* [THE RECORDS]:
##########
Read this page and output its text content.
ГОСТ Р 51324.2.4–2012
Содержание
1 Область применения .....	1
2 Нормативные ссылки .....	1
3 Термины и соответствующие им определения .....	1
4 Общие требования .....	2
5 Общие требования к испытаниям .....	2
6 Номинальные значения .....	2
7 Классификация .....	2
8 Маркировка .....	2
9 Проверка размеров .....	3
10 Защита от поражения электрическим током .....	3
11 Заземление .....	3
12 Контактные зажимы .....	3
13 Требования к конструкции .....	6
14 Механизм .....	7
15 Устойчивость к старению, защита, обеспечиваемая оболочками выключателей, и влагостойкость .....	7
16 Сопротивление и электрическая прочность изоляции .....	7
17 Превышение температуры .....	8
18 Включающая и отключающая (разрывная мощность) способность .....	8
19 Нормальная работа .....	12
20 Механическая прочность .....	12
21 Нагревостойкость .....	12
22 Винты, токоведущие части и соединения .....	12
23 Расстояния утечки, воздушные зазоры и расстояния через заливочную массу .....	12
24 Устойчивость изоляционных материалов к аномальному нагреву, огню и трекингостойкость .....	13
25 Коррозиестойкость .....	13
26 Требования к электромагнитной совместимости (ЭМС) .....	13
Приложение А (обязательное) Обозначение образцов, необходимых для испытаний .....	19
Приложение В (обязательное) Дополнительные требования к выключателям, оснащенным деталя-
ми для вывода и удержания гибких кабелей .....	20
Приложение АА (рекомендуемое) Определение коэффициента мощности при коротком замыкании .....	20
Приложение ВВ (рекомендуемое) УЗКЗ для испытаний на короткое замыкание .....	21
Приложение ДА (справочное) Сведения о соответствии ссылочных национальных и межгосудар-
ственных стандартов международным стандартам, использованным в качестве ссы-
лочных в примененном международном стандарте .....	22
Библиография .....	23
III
##########
* [WHAT TO DO]: State how many lines of the listing hold the string "испытаний"; reply with the number and nothing else.

* [TASK ANSWER]: 2